There is beauty in the simplicity of WordPress’ database structure. All the functionality of posts, pages, custom posts, taxonomy, users and core settings are here. In 11 tables.
For comparison, the almighty Drupal has 72 tables, Joomla has 68.
All posts, pages and custom posts are saved in the wp_posts
table. They are differentiated by the post_type
column. Any additional data you need to save with your post (whatever the post_type is) can be stored in wp_postmeta
.
Metas are extremely powerful. You can extend everything in pretty much any way with them.
Example: Your site manages the courses of an educational institute. So you create the post_types of ‘Course’ and ‘Lecturer’. Now you can save in the post_content
all about the ‘Course’ and ‘Lecturer’, but what if you need to store extra information about each, that you’ll need to access easily. For a course you might want to know the dates the course is taking place. If you save that in the ‘post_content’, as part of the other descriptive content, you will not be able to run queries easily on that information, you can’t sort it, pull it out for widgets etc. That’s where meta comes in.

Each of the meta tables, postmeta, commentmeta and usermeta each have 4 columns: meta_id, post_id (or the equivalent), meta_key, and meta_value. Each post can have whatever extra meta you need, and it can be pulled out with a simple SELECT WHERE meta_key = ‘X’; command.
And that’s pretty much it. All of WordPress’s functionality is there. Comments, users, and posts all have their basic structure in their main table and all can be extended as much as needed through their meta.
Taxonomy is somewhat more complicated. It requires 3 tables. wp_term_taxonomy stores the types of taxonomies. Categories, Tags, and any other custom taxonomy type you create will be here. The individual terms will be in wp_terms. So if you have 3 categories and 15 tags in your site, each of those will be stored in wp_terms. wp_term_relationships links them all together keeping it all in order. Easy-peasy, right?
The basic options of the WordPress install are in wp_options. The only table out of order is wp_links, a relic of installs past. Today all the link functionality can easily be incorporated as a custom_post_type. But because WordPress cares about backwards compatibility, the table remains.
That’s it. Lean and mean.
One question that comes up about meta is, doesn’t that mean that there are a lot of extra queries hitting the database? This would be true, if not for the caching system of WordPress. So each time you call get_post_meta() you’re not hitting the database. So you’re good.
So when people say that WordPress is “bloated” I’m not quite sure what they’re talking about.

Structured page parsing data

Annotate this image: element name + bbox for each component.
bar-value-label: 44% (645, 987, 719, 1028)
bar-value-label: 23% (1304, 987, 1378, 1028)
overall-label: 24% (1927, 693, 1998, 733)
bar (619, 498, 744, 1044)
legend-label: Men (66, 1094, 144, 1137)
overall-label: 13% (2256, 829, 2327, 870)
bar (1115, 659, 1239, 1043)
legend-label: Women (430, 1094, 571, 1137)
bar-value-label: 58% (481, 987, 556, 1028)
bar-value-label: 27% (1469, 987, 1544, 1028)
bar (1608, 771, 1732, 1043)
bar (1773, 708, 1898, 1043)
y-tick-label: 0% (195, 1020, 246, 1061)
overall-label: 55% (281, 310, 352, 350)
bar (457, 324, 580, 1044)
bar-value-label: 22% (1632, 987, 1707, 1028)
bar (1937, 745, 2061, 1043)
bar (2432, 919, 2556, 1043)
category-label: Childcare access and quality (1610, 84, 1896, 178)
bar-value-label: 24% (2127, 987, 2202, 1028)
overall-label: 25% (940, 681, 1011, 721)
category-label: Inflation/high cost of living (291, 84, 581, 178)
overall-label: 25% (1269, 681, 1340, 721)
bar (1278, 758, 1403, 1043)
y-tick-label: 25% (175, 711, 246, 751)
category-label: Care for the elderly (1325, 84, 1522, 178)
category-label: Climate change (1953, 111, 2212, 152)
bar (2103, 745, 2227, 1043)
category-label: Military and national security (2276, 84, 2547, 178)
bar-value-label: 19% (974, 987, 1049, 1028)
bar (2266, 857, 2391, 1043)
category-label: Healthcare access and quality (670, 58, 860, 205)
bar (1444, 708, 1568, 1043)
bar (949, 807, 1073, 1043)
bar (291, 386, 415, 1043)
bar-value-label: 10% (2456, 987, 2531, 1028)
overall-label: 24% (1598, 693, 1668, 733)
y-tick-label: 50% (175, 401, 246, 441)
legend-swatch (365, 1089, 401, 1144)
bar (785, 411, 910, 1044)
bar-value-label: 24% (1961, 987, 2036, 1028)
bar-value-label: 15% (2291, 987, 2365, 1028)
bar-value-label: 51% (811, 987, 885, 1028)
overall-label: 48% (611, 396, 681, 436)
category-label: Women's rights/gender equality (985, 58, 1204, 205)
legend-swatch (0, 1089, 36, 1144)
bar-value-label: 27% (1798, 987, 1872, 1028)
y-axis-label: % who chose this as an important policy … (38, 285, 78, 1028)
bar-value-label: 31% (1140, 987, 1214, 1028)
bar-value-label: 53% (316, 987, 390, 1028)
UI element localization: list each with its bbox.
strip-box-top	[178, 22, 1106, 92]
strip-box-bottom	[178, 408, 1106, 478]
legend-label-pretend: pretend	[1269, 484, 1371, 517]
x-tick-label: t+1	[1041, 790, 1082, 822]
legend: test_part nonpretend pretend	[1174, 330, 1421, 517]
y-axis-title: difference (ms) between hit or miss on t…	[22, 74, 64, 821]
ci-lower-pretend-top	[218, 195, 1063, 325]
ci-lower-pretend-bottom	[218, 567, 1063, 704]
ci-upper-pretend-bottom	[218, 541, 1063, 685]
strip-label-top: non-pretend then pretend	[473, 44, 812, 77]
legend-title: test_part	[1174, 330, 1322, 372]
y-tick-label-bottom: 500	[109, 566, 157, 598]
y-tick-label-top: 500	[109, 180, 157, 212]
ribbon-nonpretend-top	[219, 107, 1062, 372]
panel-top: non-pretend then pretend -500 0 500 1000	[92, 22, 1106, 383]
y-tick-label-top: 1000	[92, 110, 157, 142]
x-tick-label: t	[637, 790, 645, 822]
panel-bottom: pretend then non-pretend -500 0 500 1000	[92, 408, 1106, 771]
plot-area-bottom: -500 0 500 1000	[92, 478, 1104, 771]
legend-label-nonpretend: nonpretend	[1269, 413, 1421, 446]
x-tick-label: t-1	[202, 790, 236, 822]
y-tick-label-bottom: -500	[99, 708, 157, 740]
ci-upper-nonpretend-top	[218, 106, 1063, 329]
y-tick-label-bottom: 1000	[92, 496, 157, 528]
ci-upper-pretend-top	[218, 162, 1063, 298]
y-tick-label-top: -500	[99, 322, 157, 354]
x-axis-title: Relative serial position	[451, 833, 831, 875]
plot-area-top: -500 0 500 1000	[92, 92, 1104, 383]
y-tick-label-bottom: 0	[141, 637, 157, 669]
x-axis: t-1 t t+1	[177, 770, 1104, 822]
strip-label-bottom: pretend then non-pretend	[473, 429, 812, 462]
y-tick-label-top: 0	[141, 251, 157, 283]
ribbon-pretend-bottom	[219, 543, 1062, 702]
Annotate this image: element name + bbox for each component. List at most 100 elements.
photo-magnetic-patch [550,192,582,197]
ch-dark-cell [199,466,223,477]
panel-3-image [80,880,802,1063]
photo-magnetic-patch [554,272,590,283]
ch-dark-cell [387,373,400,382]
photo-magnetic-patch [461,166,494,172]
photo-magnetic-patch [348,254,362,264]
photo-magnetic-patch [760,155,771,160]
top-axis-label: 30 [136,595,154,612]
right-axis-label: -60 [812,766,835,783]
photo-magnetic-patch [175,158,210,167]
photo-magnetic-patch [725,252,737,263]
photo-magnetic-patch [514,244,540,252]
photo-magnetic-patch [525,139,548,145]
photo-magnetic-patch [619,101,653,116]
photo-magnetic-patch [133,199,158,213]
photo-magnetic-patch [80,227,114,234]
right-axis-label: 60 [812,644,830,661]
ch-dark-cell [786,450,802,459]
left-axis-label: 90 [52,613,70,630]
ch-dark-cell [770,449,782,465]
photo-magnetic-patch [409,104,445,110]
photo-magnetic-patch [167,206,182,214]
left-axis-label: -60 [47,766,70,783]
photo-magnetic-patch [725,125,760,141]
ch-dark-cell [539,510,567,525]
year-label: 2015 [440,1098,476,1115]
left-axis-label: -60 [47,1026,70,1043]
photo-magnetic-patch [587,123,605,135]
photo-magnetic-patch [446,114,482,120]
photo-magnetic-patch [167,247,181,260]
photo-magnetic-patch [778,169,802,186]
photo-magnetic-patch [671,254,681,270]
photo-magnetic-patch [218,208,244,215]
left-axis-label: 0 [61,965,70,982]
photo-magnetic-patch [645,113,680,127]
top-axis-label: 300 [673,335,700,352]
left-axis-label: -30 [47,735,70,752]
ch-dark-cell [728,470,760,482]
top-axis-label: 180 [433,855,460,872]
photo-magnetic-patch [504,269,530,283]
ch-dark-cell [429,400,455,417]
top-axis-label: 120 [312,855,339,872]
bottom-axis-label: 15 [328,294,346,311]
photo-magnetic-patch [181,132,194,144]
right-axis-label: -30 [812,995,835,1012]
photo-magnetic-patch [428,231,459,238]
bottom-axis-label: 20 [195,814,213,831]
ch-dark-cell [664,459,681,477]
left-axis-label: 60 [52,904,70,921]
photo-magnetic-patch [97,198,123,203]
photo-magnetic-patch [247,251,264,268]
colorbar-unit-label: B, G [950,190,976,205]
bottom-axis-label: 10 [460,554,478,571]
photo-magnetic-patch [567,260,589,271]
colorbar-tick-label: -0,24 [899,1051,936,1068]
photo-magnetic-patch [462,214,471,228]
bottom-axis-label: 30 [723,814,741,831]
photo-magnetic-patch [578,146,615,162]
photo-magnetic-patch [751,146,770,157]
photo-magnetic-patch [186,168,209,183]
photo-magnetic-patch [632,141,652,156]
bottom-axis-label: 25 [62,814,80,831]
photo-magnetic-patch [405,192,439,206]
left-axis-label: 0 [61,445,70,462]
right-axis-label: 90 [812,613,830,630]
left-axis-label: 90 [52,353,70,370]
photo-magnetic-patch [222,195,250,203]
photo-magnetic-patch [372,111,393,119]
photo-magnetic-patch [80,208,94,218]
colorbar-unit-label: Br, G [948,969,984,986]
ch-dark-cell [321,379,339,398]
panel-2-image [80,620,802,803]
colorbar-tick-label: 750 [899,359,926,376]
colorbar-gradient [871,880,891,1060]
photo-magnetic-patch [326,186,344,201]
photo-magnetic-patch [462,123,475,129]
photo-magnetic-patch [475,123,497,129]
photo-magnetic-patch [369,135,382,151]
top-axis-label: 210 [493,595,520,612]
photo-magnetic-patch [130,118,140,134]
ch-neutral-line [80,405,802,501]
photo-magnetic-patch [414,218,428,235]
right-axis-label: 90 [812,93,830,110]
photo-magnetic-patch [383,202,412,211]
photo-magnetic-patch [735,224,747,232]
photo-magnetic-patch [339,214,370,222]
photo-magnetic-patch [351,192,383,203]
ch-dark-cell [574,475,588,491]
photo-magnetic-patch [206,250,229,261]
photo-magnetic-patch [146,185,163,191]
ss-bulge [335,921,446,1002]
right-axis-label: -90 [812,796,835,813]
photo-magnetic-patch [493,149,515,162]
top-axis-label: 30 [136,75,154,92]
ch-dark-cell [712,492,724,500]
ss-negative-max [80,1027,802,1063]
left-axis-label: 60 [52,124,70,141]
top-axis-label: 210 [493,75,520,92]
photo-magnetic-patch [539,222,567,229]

Activities =>
1) Decide whether each statement agrees with the WordPress database text. Answer yes or no for each, quoting the words that settle it. (a) Drupal has 72 tables. (b) Taxonomy needs two tables. (c) Every call to get_post_meta() hits the database.
2) Using the WordPress database text, answer each question briefly.
(a) Which column tells posts, pages and custom posts apart?
(b) Which table holds the basic options of the WordPress install?
(c) Which table is called a relic of installs past?
3) Reproduce the stretch of the WordPress database text from "Example: Your site" through "meta comes in.".
Work only from the WordPress database text, not from the material.

Answers =>
1)
(a) Yes: "the almighty Drupal has 72 tables"
(b) No: "It requires 3 tables."
(c) No: "So each time you call get_post_meta() you’re not hitting the database."

2)
(a) post_type
(b) wp_options
(c) wp_links

3)
Example: Your site manages the courses of an educational institute. So you create the post_types of ‘Course’ and ‘Lecturer’. Now you can save in the post_content
all about the ‘Course’ and ‘Lecturer’, but what if you need to store extra information about each, that you’ll need to access easily. For a course you might want to know the dates the course is taking place. If you save that in the ‘post_content’, as part of the other descriptive content, you will not be able to run queries easily on that information, you can’t sort it, pull it out for widgets etc. That’s where meta comes in.